ЗАДАНИЕ:
Напишите продолжение интервью об отношении к национальным меньшинствам в Латвии, начиная сразу после его последней фразы.

ПРЕДОСТАВЛЕННЫЙ ТЕКСТ:
* * *
Наше общество с большим пониманием относится к национальным меньшинствам. У нас никогда не было религиозной розни, у нас много конфессий, очень разных, но они живут дружно, и думают о том, как молиться Богу.

Более того, у нас есть основное образование, которое финансируется государством, и оно проходит на восьми языках. Это показатель отношения к меньшинствам и их правам, они имеют 250 общественных организаций, которые берегут культуру своих народов. Основное меньшинство, конечно, составляют русские, их 28 процентов населения.

Как Вы относитесь к тому, что в Латвии есть русская пресса?

— Есть русскоязычная аудитория, она читает русскую прессу, и это нормально…

Совсем недавно в СМИ сообщали: некий врач-латыш в частной переписке признался, что по-разному отнесется к пациенту-русскому и пациенту-латышу.

— Я врач, и могу сказать, что это непонятно вообще. Этого никогда не было в Латвии. Многие думают, что клятва Гиппократа – это клятва обязанности. Нет, это этическая клятва, в которой основы отношения к больным. Сначала надо лечить, а уж потом спрашивать: кто ты? Поверьте, таких случаев в реальной жизни никогда не было.

Но случилось же.

— Это кто-то ляпнул… Но делать из этого частного случая характерное — нельзя.

После общения с некоторыми латышами остается ощущение, что они до сих пор живут событиями середины 20-го века и это сказывается на отношении к русским. Я не ошибаюсь?

— Понимаете, у каждого человека есть своя судьба, и в ней есть трагические моменты. Это не так быстро забывается. Самое главное, чтобы было взаимопонимание и хорошие отношения, чтобы люди понимали, что это была трагедия.

В этом нужно признаваться не только простым людям, но и лидерам государства. Это будет способствовать тому, чтобы взаимопонимания стало больше. Изменить прошлое мы не можем.
* * *
ИСХОДНЫЕ ДАННЫЕ:
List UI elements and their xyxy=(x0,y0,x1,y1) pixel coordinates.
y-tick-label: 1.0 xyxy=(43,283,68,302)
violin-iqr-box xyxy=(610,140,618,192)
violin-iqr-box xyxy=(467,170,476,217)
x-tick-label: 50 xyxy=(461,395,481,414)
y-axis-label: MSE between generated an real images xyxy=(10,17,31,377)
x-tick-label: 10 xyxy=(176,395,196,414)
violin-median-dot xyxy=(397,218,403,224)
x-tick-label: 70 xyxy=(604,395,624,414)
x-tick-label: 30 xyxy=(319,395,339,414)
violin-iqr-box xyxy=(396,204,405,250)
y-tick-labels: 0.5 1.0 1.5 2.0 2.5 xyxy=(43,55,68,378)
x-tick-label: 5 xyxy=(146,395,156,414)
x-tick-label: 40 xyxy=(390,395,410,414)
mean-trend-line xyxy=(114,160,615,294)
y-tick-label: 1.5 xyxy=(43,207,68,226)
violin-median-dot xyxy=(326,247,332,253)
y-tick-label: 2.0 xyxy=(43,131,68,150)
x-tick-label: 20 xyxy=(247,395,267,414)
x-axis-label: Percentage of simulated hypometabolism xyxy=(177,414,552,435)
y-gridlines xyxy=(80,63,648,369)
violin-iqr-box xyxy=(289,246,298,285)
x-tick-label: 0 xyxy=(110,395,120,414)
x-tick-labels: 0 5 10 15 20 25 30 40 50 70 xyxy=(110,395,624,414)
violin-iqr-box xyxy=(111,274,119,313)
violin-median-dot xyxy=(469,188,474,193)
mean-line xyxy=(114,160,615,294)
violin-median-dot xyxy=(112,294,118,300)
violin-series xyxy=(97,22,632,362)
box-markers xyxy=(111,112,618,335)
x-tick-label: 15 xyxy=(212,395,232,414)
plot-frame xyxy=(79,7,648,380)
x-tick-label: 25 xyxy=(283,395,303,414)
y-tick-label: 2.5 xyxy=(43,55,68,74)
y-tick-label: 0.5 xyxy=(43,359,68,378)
* * *
РЕЗУЛЬТАТ ВЫПОЛНЕНИЯ:
Но можем думать о будущем…

— Конечно.

Мои рижские друзья немного обижаются, когда я говорю им, что Рига очень похожа на Петербург. Вы не находите, что наши города похожи?

— Я думаю, что нас объединяет менталитет людей, которые живут на Балтийском море. Как рижанин, всегда буду говорить, что Рига самый красивый город в мире. Но Петербург притягивает своей красотой. Накануне, когда ехал по вечернему Петербургу, мне хотелось избавиться от эскорта, и просто походить пешком по городу.

Получилось?

— Нет, не получилось. У меня всегда есть ностальгия по вашему городу. В последний раз я был в Петербурге в 1992 году.

Тогда это было не самое лучшее зрелище.

— Как вы можете говорить так о Зимнем дворце или Петергофе? Такие памятники имеют свою ауру, и они всегда прекрасны.

Если говорить о схожести наших городов, то она, конечно, есть, особенно в отношении людей к своему городу.

И, наверное, в архитектуре?

— Конечно, это Растрелли, но он больше связывает не с Ригой, а с Рундале.

Как бывшему врачу, Вам не хотелось бы, чтобы Латвия стала одним из центров медицинского туризма?

— Я эксперт в этой отрасли, потому что сам пытался развивать медицинский туризм. Я понял две вещи. Мы можем развивать курортный туризм, и его надо развивать. Я и сам хочу отдохнуть не в своей стране, подумать о своем физическом состоянии, привести себя в порядок. У этого вида туризма очень большое будущее, потому что в России хорошо помнят рижское взморье, сосны Юрмалы. К тому же, надо учитывать близость Латвии к России, и то, что Рига развивается как культурный центр.

Некоторые наши люди любят лечиться подальше – кто в Израиле, кто в Америке.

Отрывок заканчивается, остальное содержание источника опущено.